INSTRUCTIONS FOR THE TASK: Scan the material and copy every line in which "extension" appears.

MATERIAL TO PROCESS:

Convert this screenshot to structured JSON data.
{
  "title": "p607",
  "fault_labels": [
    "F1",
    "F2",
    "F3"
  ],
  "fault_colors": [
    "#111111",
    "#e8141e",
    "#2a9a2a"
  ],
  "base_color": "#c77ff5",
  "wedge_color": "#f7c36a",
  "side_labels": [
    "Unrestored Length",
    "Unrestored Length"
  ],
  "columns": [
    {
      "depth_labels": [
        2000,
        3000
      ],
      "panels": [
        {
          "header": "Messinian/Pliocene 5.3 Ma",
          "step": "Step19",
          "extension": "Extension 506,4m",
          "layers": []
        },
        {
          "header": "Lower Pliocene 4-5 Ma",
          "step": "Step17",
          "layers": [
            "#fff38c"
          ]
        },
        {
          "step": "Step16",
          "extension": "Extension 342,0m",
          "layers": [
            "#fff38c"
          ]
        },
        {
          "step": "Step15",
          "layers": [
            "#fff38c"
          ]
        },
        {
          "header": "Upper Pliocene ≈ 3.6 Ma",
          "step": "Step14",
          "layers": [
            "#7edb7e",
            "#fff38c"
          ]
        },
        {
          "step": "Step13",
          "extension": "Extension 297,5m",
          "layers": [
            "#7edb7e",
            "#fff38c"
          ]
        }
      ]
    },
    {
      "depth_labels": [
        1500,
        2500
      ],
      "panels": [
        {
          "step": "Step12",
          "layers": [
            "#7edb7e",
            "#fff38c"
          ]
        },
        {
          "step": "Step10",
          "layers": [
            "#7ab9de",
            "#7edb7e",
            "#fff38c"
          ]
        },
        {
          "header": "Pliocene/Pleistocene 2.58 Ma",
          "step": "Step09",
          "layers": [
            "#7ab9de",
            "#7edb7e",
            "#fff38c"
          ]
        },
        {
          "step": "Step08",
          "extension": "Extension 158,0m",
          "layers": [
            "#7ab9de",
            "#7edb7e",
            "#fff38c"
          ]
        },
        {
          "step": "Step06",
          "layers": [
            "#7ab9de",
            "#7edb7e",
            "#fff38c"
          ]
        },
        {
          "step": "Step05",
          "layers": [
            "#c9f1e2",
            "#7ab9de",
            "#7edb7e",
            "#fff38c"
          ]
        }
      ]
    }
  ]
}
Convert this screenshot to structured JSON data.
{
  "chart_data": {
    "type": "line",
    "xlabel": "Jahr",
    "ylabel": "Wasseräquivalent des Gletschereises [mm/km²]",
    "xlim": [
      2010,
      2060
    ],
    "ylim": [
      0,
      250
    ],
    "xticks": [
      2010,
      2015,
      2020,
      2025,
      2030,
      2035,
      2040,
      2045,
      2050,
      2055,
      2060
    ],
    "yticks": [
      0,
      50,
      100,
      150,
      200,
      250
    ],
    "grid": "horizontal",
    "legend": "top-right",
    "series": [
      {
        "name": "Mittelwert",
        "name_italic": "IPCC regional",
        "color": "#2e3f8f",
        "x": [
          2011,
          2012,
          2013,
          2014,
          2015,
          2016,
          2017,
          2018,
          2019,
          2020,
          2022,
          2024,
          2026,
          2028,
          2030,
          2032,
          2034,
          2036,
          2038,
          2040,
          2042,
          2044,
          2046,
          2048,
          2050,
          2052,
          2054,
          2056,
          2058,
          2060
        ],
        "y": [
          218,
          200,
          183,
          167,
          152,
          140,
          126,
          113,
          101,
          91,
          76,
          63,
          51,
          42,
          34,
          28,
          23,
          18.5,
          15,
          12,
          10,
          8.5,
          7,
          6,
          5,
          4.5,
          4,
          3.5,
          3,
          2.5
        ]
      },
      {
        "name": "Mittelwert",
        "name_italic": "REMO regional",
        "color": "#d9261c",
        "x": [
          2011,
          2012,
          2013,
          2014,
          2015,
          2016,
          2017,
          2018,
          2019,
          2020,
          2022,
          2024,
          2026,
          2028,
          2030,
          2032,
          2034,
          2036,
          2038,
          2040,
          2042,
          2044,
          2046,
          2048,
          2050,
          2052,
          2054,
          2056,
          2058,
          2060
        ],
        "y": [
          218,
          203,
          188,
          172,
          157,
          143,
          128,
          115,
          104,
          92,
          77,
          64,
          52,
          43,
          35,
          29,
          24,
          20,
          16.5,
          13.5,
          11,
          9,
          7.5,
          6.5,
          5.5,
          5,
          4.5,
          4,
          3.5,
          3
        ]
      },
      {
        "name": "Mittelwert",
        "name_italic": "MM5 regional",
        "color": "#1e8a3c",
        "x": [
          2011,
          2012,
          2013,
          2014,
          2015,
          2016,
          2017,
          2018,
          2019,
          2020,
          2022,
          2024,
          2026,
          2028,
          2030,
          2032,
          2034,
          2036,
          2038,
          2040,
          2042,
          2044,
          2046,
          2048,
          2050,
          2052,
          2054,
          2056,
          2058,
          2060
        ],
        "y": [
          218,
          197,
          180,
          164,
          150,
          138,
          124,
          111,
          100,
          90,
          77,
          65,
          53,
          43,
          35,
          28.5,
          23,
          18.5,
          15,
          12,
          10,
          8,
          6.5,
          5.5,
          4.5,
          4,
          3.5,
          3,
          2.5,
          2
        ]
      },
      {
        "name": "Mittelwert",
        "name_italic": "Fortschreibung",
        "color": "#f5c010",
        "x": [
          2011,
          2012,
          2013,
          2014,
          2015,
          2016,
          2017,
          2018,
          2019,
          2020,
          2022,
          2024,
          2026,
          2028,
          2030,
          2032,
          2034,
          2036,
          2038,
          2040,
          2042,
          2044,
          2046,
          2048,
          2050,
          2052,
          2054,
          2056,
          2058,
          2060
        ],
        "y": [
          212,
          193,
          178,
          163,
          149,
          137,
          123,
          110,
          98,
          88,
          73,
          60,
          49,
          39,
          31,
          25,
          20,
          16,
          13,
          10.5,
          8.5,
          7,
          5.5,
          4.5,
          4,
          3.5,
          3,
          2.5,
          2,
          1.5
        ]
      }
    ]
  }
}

SOLUTION TO THE PROBLEM:
          "extension": "Extension 506,4m",
          "extension": "Extension 342,0m",
          "extension": "Extension 297,5m",
          "extension": "Extension 158,0m",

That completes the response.